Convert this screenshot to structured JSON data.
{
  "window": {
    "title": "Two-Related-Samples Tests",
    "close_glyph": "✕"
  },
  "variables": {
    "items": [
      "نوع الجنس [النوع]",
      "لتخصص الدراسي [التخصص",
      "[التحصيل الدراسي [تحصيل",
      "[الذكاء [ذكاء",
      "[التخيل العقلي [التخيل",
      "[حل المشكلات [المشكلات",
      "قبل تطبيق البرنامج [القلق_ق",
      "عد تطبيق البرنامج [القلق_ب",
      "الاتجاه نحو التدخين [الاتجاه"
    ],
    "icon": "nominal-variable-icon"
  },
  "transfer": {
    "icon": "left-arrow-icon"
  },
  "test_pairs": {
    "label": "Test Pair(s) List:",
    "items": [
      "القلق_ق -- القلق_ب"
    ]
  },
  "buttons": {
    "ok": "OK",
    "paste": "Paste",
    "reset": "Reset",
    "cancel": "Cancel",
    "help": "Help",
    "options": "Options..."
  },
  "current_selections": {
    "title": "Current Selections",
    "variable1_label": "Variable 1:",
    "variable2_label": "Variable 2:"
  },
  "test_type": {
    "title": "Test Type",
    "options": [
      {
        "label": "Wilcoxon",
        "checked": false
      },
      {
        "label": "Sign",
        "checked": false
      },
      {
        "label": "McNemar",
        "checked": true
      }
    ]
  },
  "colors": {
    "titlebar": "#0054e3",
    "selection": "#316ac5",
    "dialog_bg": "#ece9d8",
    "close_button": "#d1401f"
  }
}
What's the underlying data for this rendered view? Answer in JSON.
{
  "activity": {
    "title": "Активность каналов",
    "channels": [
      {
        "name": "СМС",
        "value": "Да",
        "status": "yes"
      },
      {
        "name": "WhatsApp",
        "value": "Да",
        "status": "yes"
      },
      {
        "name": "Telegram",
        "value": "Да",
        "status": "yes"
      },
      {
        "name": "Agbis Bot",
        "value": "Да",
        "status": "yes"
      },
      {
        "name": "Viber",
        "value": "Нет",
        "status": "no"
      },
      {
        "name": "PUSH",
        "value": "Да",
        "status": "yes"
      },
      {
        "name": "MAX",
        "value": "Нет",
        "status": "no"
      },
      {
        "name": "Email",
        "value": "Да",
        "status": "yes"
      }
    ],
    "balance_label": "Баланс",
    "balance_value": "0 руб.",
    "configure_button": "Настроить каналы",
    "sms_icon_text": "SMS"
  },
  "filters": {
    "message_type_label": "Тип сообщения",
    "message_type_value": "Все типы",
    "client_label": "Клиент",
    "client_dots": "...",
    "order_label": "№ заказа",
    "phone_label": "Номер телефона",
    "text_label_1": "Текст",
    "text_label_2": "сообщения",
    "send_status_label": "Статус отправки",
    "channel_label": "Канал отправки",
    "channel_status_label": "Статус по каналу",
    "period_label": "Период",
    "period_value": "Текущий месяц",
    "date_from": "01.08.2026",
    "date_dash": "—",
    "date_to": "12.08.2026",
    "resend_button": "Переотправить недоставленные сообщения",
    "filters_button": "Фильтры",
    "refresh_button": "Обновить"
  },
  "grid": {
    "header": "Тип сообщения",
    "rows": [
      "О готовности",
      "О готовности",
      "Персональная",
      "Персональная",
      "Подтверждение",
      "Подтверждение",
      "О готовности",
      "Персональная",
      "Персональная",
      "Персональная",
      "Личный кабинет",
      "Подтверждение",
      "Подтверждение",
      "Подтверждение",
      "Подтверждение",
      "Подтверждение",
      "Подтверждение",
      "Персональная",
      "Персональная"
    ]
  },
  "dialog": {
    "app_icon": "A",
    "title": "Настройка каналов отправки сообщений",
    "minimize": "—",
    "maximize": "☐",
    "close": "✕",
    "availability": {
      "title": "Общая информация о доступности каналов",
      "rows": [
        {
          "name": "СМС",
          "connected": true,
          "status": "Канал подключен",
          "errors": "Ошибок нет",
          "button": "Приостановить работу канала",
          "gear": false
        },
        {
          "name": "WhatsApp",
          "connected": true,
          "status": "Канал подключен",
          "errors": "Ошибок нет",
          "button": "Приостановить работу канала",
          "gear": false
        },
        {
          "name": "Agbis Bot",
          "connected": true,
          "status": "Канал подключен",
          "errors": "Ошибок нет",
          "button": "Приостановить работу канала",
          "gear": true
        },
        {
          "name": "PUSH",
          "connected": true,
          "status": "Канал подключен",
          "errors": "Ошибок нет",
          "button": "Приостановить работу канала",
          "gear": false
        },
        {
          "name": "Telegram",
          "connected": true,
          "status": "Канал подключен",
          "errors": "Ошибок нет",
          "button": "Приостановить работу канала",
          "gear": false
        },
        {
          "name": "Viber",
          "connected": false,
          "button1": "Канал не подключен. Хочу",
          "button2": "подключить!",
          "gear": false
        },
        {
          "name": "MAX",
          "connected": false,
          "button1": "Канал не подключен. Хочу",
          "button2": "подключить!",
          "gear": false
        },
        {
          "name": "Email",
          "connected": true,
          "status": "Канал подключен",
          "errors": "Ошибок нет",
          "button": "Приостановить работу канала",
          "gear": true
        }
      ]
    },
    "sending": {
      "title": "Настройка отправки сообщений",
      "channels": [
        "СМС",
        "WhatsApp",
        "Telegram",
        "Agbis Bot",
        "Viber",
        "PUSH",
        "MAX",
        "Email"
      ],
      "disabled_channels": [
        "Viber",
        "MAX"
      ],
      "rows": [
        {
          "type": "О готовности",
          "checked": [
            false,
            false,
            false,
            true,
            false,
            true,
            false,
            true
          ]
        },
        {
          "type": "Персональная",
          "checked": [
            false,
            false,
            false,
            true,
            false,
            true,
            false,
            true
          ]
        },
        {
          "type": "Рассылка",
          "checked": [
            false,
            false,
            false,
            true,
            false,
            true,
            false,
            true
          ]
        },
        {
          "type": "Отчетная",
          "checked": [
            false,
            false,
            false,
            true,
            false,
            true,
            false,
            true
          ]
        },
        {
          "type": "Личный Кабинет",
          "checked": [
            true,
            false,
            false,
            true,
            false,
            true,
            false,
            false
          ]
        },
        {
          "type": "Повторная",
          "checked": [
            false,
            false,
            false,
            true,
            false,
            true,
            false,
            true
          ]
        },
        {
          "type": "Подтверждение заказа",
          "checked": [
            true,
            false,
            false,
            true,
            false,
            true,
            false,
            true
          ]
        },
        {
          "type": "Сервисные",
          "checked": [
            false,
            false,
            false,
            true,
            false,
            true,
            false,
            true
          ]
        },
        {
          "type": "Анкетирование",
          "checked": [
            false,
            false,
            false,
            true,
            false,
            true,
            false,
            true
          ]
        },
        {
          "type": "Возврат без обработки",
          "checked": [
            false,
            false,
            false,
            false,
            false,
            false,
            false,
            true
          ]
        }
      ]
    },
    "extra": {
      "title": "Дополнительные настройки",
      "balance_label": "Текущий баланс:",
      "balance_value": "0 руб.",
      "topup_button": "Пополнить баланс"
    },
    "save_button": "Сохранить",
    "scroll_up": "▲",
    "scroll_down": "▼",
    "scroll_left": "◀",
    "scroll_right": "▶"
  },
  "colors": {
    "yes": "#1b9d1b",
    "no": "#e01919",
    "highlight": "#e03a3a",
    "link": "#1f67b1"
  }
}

■ **EXERCISE BRIEF**: Copy out the full set of records precisely, leaving nothing out.

■ **RESULT FOR THIS TASK**:
Convert this screenshot to structured JSON data.
{
  "window": {
    "title": "Two-Related-Samples Tests",
    "close_glyph": "✕"
  },
  "variables": {
    "items": [
      "نوع الجنس [النوع]",
      "لتخصص الدراسي [التخصص",
      "[التحصيل الدراسي [تحصيل",
      "[الذكاء [ذكاء",
      "[التخيل العقلي [التخيل",
      "[حل المشكلات [المشكلات",
      "قبل تطبيق البرنامج [القلق_ق",
      "عد تطبيق البرنامج [القلق_ب",
      "الاتجاه نحو التدخين [الاتجاه"
    ],
    "icon": "nominal-variable-icon"
  },
  "transfer": {
    "icon": "left-arrow-icon"
  },
  "test_pairs": {
    "label": "Test Pair(s) List:",
    "items": [
      "القلق_ق -- القلق_ب"
    ]
  },
  "buttons": {
    "ok": "OK",
    "paste": "Paste",
    "reset": "Reset",
    "cancel": "Cancel",
    "help": "Help",
    "options": "Options..."
  },
  "current_selections": {
    "title": "Current Selections",
    "variable1_label": "Variable 1:",
    "variable2_label": "Variable 2:"
  },
  "test_type": {
    "title": "Test Type",
    "options": [
      {
        "label": "Wilcoxon",
        "checked": false
      },
      {
        "label": "Sign",
        "checked": false
      },
      {
        "label": "McNemar",
        "checked": true
      }
    ]
  },
  "colors": {
    "titlebar": "#0054e3",
    "selection": "#316ac5",
    "dialog_bg": "#ece9d8",
    "close_button": "#d1401f"
  }
}
What's the underlying data for this rendered view? Answer in JSON.
{
  "activity": {
    "title": "Активность каналов",
    "channels": [
      {
        "name": "СМС",
        "value": "Да",
        "status": "yes"
      },
      {
        "name": "WhatsApp",
        "value": "Да",
        "status": "yes"
      },
      {
        "name": "Telegram",
        "value": "Да",
        "status": "yes"
      },
      {
        "name": "Agbis Bot",
        "value": "Да",
        "status": "yes"
      },
      {
        "name": "Viber",
        "value": "Нет",
        "status": "no"
      },
      {
        "name": "PUSH",
        "value": "Да",
        "status": "yes"
      },
      {
        "name": "MAX",
        "value": "Нет",
        "status": "no"
      },
      {
        "name": "Email",
        "value": "Да",
        "status": "yes"
      }
    ],
    "balance_label": "Баланс",
    "balance_value": "0 руб.",
    "configure_button": "Настроить каналы",
    "sms_icon_text": "SMS"
  },
  "filters": {
    "message_type_label": "Тип сообщения",
    "message_type_value": "Все типы",
    "client_label": "Клиент",
    "client_dots": "...",
    "order_label": "№ заказа",
    "phone_label": "Номер телефона",
    "text_label_1": "Текст",
    "text_label_2": "сообщения",
    "send_status_label": "Статус отправки",
    "channel_label": "Канал отправки",
    "channel_status_label": "Статус по каналу",
    "period_label": "Период",
    "period_value": "Текущий месяц",
    "date_from": "01.08.2026",
    "date_dash": "—",
    "date_to": "12.08.2026",
    "resend_button": "Переотправить недоставленные сообщения",
    "filters_button": "Фильтры",
    "refresh_button": "Обновить"
  },
  "grid": {
    "header": "Тип сообщения",
    "rows": [
      "О готовности",
      "О готовности",
      "Персональная",
      "Персональная",
      "Подтверждение",
      "Подтверждение",
      "О готовности",
      "Персональная",
      "Персональная",
      "Персональная",
      "Личный кабинет",
      "Подтверждение",
      "Подтверждение",
      "Подтверждение",
      "Подтверждение",
      "Подтверждение",
      "Подтверждение",
      "Персональная",
      "Персональная"
    ]
  },
  "dialog": {
    "app_icon": "A",
    "title": "Настройка каналов отправки сообщений",
    "minimize": "—",
    "maximize": "☐",
    "close": "✕",
    "availability": {
      "title": "Общая информация о доступности каналов",
      "rows": [
        {
          "name": "СМС",
          "connected": true,
          "status": "Канал подключен",
          "errors": "Ошибок нет",
          "button": "Приостановить работу канала",
          "gear": false
        },
        {
          "name": "WhatsApp",
          "connected": true,
          "status": "Канал подключен",
          "errors": "Ошибок нет",
          "button": "Приостановить работу канала",
          "gear": false
        },
        {
          "name": "Agbis Bot",
          "connected": true,
          "status": "Канал подключен",
          "errors": "Ошибок нет",
          "button": "Приостановить работу канала",
          "gear": true
        },
        {
          "name": "PUSH",
          "connected": true,
          "status": "Канал подключен",
          "errors": "Ошибок нет",
          "button": "Приостановить работу канала",
          "gear": false
        },
        {
          "name": "Telegram",
          "connected": true,
          "status": "Канал подключен",
          "errors": "Ошибок нет",
          "button": "Приостановить работу канала",
          "gear": false
        },
        {
          "name": "Viber",
          "connected": false,
          "button1": "Канал не подключен. Хочу",
          "button2": "подключить!",
          "gear": false
        },
        {
          "name": "MAX",
          "connected": false,
          "button1": "Канал не подключен. Хочу",
          "button2": "подключить!",
          "gear": false
        },
        {
          "name": "Email",
          "connected": true,
          "status": "Канал подключен",
          "errors": "Ошибок нет",
          "button": "Приостановить работу канала",
          "gear": true
        }
      ]
    },
    "sending": {
      "title": "Настройка отправки сообщений",
      "channels": [
        "СМС",
        "WhatsApp",
        "Telegram",
        "Agbis Bot",
        "Viber",
        "PUSH",
        "MAX",
        "Email"
      ],
      "disabled_channels": [
        "Viber",
        "MAX"
      ],
      "rows": [
        {
          "type": "О готовности",
          "checked": [
            false,
            false,
            false,
            true,
            false,
            true,
            false,
            true
          ]
        },
        {
          "type": "Персональная",
          "checked": [
            false,
            false,
            false,
            true,
            false,
            true,
            false,
            true
          ]
        },
        {
          "type": "Рассылка",
          "checked": [
            false,
            false,
            false,
            true,
            false,
            true,
            false,
            true
          ]
        },
        {
          "type": "Отчетная",
          "checked": [
            false,
            false,
            false,
            true,
            false,
            true,
            false,
            true
          ]
        },
        {
          "type": "Личный Кабинет",
          "checked": [
            true,
            false,
            false,
            true,
            false,
            true,
            false,
            false
          ]
        },
        {
          "type": "Повторная",
          "checked": [
            false,
            false,
            false,
            true,
            false,
            true,
            false,
            true
          ]
        },
        {
          "type": "Подтверждение заказа",
          "checked": [
            true,
            false,
            false,
            true,
            false,
            true,
            false,
            true
          ]
        },
        {
          "type": "Сервисные",
          "checked": [
            false,
            false,
            false,
            true,
            false,
            true,
            false,
            true
          ]
        },
        {
          "type": "Анкетирование",
          "checked": [
            false,
            false,
            false,
            true,
            false,
            true,
            false,
            true
          ]
        },
        {
          "type": "Возврат без обработки",
          "checked": [
            false,
            false,
            false,
            false,
            false,
            false,
            false,
            true
          ]
        }
      ]
    },
    "extra": {
      "title": "Дополнительные настройки",
      "balance_label": "Текущий баланс:",
      "balance_value": "0 руб.",
      "topup_button": "Пополнить баланс"
    },
    "save_button": "Сохранить",
    "scroll_up": "▲",
    "scroll_down": "▼",
    "scroll_left": "◀",
    "scroll_right": "▶"
  },
  "colors": {
    "yes": "#1b9d1b",
    "no": "#e01919",
    "highlight": "#e03a3a",
    "link": "#1f67b1"
  }
}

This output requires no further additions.